§ **TASK DETAILS**: Scan the material that follows. Copy every line containing the word "Dodaj".

§ **PROVIDED RECORDS**:
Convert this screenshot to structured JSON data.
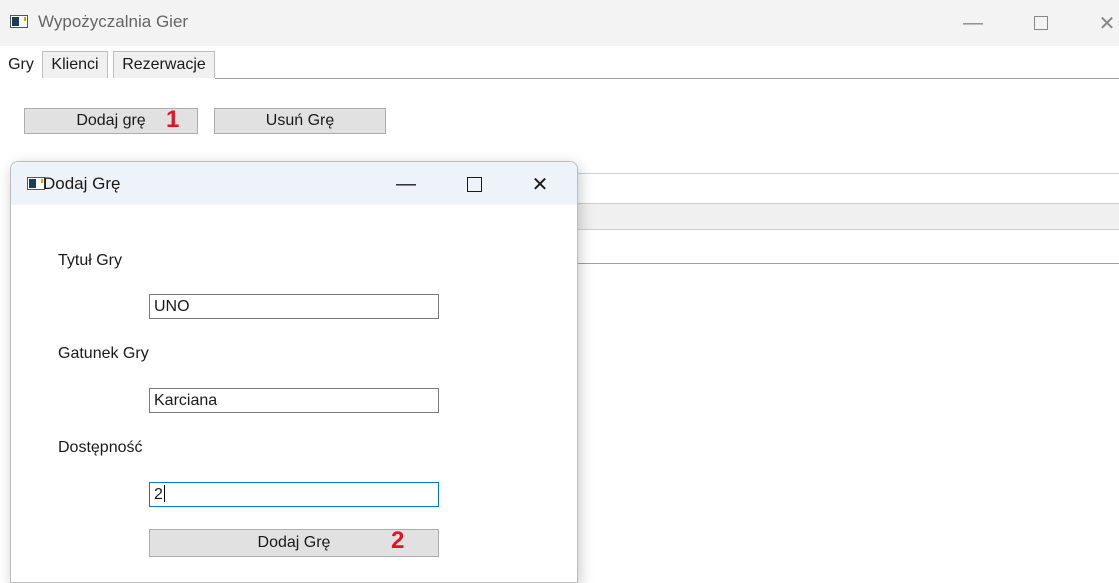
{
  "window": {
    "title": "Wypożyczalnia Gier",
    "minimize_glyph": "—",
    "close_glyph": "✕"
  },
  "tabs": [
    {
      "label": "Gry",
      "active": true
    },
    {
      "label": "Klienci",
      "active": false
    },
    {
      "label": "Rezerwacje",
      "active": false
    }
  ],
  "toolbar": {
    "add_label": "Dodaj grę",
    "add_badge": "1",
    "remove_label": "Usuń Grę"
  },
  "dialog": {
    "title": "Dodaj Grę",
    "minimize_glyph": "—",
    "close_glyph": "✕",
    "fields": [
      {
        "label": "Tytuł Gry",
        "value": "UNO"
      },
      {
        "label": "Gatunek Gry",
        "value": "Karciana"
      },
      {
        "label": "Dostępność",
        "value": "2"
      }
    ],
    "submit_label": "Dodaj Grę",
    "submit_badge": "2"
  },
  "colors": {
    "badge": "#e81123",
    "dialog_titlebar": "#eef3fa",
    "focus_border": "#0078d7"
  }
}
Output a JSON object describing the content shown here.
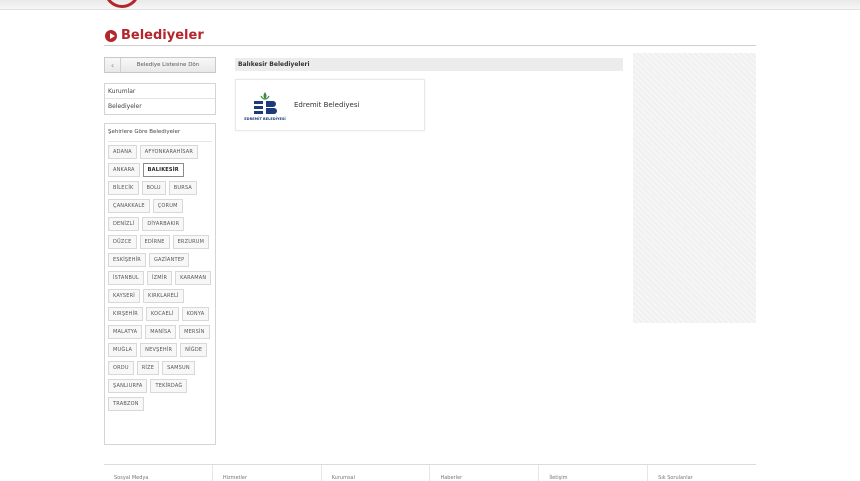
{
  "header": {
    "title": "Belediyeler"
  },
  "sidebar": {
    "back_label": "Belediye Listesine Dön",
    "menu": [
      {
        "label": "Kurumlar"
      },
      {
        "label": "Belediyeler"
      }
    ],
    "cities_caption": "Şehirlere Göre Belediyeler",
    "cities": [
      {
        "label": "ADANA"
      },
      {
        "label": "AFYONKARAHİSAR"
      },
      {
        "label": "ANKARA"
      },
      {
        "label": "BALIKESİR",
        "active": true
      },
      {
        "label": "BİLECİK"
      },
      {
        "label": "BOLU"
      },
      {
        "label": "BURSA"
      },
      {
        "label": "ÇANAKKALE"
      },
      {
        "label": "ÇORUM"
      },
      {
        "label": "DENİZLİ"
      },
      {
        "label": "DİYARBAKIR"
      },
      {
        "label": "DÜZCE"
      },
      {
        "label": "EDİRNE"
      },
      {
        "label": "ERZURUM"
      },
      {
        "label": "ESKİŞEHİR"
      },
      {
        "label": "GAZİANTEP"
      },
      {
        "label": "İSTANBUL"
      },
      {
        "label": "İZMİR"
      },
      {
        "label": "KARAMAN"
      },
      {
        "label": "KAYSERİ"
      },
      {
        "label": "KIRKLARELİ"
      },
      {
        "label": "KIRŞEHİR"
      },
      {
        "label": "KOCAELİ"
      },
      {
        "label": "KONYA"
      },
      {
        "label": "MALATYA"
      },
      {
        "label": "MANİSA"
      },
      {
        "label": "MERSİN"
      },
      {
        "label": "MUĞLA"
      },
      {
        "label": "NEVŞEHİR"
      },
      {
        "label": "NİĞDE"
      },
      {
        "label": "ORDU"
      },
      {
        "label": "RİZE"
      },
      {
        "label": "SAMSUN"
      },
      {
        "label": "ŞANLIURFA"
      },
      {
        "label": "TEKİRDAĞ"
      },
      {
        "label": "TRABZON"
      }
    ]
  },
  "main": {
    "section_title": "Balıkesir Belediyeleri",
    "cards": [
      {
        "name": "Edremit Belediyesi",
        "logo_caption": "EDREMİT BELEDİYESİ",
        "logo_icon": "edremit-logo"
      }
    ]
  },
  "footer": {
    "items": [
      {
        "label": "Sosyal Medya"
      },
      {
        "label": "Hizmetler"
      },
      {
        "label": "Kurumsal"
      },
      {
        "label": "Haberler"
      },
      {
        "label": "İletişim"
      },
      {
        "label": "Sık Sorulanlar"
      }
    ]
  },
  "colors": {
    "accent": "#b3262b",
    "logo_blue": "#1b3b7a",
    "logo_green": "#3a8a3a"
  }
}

§ **FULL ANSWER**:
    "add_label": "Dodaj grę",
    "title": "Dodaj Grę",
    "submit_label": "Dodaj Grę",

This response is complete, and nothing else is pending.